*Tasks to complete*:
• A. In the forum thread about an old flame, how far away does the old flame live?
• B. Write the next part of the forum thread about an old flame, picking up after its final line.

# Need some advice



## troubledhubby (Jan 28, 2009)

Let me lay out my problem...

I have been married for almost 6 years now and have two wonderful kids with my great wife. I was recently contacted by an old flame I haven't talked to in 12 years. My heart jumped and I realized I still have strong feelings for her and she seems to feel the same about me. 

I'm not even pondering an affair (old flame lives about 1900 miles away). My concern is how bad these feelings have turned me upside down inside. We are going to be back in that area in May and I fear wanting to see her or her wanting to see me.

Anyone else faced this or have any advice?


----------



## GPR (Jan 3, 2009)

Think back to the day before you got the message. How much did you think or feel about this person?

How much contact have the two of you had?


----------



## Deejo (May 20, 2008)

*Data block*:
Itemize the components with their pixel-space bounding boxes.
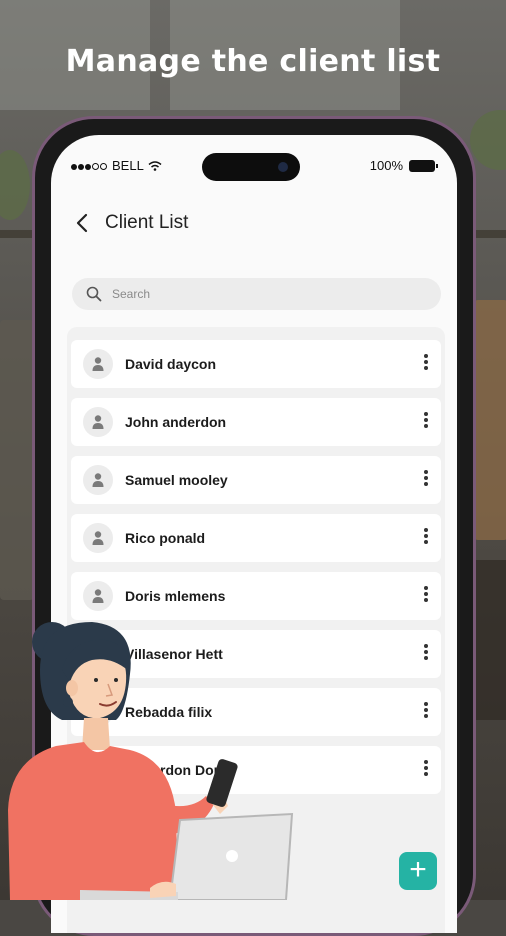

*Per-task answers*:
• A. About 1900 miles away.

• B.
Tell your wife. I'm guessing it isn't so much about feelings for the 'old flame' as it is about the dynamic of your marriage becoming diminished and mundane. Tell the wife - and frame it that you are telling her because *she* is the one you love. Tell your wife that you would much rather put your energy and emotion into loving her, and feeling loved by her, and you take away the power of the feelings turning you inside out. 

That is the response from my light side ... now onto the dark ...

Still tell your wife. And if she flips out and is unreasonable about the fact that you wanted to open up to her about _your_ feelings - then you can blame her and pursue the old flame.


----------



## Amplexor (Feb 13, 2008)

She's an old flame = You are playing with fire. Do the smart thing and end all contact before it is too difficlt. 1900 miles will not stop an emotional affair that could ruin your marriage.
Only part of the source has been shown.